* DIRECTIONS FOR THIS TASK: Repeat every line below exactly as it reads.

Stored dataset items

++++++++++++++++++++

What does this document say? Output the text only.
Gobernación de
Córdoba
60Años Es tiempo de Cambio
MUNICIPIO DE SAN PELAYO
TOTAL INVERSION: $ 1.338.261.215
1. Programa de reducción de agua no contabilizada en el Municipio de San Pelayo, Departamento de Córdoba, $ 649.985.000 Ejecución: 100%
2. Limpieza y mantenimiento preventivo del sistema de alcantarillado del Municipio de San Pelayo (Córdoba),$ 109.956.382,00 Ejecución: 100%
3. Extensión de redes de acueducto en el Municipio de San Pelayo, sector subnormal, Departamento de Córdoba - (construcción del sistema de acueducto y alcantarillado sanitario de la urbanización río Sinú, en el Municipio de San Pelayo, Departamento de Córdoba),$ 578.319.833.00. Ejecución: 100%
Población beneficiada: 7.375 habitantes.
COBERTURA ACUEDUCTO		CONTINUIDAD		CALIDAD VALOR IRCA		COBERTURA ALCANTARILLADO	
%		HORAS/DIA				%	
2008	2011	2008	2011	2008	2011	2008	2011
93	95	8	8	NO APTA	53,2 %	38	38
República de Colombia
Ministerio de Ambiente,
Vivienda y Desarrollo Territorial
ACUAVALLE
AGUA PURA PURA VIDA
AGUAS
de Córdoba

++++++++++++++++++++

* RESPONSE BELOW:
What does this document say? Output the text only.
Gobernación de
Córdoba
60Años Es tiempo de Cambio
MUNICIPIO DE SAN PELAYO
TOTAL INVERSION: $ 1.338.261.215
1. Programa de reducción de agua no contabilizada en el Municipio de San Pelayo, Departamento de Córdoba, $ 649.985.000 Ejecución: 100%
2. Limpieza y mantenimiento preventivo del sistema de alcantarillado del Municipio de San Pelayo (Córdoba),$ 109.956.382,00 Ejecución: 100%
3. Extensión de redes de acueducto en el Municipio de San Pelayo, sector subnormal, Departamento de Córdoba - (construcción del sistema de acueducto y alcantarillado sanitario de la urbanización río Sinú, en el Municipio de San Pelayo, Departamento de Córdoba),$ 578.319.833.00. Ejecución: 100%
Población beneficiada: 7.375 habitantes.
COBERTURA ACUEDUCTO		CONTINUIDAD		CALIDAD VALOR IRCA		COBERTURA ALCANTARILLADO	
%		HORAS/DIA				%	
2008	2011	2008	2011	2008	2011	2008	2011
93	95	8	8	NO APTA	53,2 %	38	38
República de Colombia
Ministerio de Ambiente,
Vivienda y Desarrollo Territorial
ACUAVALLE
AGUA PURA PURA VIDA
AGUAS
de Córdoba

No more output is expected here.